**Exercise brief:**
Show each line that has the string "Tung" in it.

━━━━━ Dataset records

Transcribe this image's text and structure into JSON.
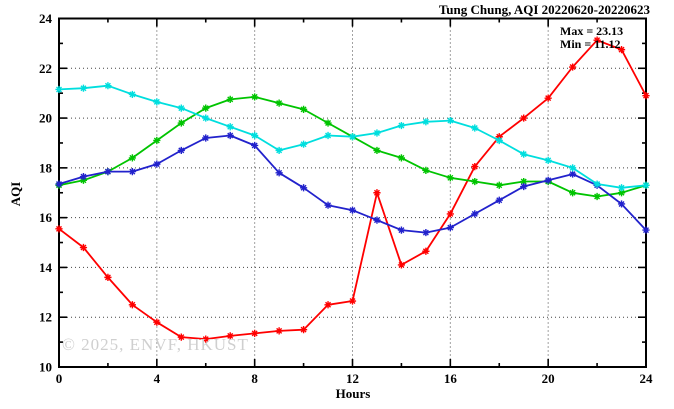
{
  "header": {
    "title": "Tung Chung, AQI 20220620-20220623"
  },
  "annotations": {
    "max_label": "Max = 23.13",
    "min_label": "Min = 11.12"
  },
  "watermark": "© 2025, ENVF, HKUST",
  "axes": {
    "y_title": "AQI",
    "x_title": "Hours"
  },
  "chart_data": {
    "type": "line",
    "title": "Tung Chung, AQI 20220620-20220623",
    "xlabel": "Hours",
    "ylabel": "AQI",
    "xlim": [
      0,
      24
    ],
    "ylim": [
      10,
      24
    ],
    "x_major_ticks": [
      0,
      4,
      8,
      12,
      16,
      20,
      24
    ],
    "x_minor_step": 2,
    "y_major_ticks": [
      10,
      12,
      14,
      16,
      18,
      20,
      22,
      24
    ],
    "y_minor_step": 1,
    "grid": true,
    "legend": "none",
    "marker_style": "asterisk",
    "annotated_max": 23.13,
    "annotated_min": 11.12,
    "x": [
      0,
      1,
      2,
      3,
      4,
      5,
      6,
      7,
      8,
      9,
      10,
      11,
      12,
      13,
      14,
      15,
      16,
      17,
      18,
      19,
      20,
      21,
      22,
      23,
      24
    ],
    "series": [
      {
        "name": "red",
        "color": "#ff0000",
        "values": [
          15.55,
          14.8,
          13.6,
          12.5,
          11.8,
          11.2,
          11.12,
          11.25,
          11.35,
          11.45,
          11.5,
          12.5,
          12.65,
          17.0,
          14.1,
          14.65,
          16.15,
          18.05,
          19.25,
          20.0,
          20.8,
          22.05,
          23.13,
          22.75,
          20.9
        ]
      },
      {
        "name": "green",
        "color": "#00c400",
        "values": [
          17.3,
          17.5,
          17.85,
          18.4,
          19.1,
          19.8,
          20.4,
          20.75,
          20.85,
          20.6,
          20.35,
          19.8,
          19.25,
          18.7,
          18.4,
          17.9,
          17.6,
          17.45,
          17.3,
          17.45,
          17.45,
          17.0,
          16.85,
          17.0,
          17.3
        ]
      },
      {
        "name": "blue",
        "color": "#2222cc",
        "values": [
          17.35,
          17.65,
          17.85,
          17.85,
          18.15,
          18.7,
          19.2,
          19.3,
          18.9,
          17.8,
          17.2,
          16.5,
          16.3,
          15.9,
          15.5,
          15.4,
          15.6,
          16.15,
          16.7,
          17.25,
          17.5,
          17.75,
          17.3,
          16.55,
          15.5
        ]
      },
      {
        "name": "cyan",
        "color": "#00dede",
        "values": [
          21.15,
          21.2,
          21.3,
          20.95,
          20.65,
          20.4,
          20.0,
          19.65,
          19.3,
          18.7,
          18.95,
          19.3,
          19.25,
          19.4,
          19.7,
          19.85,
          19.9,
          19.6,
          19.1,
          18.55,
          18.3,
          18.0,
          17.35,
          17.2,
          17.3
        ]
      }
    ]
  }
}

━━━━━━━━━━

**Task solution:**
    "title": "Tung Chung, AQI 20220620-20220623"
    "title": "Tung Chung, AQI 20220620-20220623",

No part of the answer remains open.